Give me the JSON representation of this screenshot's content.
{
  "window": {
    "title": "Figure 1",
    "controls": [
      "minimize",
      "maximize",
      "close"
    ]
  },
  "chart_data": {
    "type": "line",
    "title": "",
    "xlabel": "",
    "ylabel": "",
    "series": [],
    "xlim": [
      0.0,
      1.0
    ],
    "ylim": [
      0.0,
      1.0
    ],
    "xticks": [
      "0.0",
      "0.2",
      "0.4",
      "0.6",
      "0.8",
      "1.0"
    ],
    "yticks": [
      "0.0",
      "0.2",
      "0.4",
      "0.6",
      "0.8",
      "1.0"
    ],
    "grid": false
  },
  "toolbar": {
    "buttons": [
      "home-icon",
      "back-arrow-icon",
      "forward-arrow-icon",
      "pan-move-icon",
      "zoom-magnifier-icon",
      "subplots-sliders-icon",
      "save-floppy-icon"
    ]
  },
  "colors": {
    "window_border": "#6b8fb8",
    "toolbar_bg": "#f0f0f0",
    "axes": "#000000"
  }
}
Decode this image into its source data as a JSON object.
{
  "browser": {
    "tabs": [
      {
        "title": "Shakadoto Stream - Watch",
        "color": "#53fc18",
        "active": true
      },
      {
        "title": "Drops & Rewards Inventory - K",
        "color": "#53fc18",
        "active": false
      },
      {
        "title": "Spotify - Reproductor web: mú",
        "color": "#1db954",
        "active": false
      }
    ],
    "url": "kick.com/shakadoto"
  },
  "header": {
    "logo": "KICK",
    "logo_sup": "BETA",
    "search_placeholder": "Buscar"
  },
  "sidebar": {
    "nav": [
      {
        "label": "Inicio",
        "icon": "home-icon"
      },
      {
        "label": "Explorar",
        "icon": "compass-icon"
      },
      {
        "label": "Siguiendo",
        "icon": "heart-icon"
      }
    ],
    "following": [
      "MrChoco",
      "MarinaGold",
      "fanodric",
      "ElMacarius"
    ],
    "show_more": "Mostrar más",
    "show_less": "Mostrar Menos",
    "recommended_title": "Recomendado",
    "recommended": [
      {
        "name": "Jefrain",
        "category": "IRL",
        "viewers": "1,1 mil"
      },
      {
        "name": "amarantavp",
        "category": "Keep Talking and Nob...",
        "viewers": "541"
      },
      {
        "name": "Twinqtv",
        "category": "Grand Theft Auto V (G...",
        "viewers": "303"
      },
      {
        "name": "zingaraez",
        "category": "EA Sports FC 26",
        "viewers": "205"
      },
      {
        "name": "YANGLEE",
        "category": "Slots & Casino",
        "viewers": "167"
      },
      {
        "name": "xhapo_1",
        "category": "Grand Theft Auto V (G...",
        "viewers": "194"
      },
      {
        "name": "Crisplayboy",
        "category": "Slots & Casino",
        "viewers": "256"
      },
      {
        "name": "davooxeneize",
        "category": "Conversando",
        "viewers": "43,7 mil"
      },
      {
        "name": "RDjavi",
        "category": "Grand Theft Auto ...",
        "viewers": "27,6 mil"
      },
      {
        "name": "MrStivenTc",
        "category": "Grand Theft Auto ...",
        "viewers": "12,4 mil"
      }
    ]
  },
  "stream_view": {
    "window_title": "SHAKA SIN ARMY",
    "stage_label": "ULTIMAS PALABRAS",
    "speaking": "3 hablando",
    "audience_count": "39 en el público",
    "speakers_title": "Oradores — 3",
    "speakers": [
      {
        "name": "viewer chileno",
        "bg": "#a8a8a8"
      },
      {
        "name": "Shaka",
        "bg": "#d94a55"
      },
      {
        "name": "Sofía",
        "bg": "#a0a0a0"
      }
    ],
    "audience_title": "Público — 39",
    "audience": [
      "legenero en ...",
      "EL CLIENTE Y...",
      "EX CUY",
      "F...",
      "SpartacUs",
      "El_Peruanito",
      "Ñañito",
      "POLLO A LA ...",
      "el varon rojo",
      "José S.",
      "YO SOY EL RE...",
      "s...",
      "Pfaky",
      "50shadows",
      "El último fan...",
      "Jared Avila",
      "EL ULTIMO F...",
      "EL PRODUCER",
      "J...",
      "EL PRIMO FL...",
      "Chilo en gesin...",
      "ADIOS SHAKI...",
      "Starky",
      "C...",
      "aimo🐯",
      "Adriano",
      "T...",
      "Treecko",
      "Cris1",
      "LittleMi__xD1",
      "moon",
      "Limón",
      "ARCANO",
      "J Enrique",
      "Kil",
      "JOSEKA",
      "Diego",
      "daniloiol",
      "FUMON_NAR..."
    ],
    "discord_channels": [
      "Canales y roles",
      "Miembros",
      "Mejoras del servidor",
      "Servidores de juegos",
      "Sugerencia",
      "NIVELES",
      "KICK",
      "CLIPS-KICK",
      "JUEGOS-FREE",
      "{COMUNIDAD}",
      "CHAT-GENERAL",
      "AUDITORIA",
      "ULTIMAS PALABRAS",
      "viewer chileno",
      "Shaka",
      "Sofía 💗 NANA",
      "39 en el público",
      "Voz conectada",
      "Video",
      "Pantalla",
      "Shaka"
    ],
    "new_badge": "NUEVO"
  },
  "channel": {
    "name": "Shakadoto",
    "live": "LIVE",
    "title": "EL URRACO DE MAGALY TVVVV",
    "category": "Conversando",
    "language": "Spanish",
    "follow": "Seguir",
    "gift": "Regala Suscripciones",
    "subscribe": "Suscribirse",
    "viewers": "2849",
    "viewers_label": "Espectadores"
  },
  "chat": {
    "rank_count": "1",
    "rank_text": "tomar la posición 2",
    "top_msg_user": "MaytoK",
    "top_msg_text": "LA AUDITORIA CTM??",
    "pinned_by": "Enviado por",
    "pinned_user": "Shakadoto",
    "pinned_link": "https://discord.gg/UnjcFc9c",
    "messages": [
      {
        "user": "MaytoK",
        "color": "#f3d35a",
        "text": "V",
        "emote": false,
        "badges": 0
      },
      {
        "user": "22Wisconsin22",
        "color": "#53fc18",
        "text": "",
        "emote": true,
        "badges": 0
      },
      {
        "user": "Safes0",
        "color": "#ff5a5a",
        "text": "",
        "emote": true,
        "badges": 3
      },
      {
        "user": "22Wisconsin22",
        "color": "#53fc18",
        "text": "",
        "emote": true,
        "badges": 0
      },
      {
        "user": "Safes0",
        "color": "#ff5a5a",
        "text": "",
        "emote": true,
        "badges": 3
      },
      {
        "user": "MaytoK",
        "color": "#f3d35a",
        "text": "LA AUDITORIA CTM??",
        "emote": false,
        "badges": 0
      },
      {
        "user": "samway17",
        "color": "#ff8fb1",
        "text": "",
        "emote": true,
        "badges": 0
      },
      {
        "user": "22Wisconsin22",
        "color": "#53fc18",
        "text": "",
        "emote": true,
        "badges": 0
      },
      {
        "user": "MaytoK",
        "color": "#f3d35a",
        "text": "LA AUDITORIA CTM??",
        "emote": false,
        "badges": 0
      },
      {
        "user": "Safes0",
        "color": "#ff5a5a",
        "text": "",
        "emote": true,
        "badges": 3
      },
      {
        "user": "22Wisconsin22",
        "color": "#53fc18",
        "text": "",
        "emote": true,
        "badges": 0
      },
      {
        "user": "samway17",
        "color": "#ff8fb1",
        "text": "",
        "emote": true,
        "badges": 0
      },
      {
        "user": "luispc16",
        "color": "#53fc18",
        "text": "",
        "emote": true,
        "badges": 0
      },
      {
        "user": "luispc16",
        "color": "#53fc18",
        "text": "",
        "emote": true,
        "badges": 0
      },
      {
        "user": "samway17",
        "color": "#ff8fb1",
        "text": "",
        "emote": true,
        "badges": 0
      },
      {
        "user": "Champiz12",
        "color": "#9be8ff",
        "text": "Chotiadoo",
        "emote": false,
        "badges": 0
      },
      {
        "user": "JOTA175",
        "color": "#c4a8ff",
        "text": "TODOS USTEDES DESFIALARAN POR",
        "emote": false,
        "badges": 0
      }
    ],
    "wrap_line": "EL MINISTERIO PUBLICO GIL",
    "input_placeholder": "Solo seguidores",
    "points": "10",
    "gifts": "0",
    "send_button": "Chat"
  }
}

## REQUIREMENTS
The lines to collect are those holding the string "AUDITORIA"; copy them all.

## COMPLETE ANSWER
      "AUDITORIA",
    "top_msg_text": "LA AUDITORIA CTM??",
        "text": "LA AUDITORIA CTM??",
        "text": "LA AUDITORIA CTM??",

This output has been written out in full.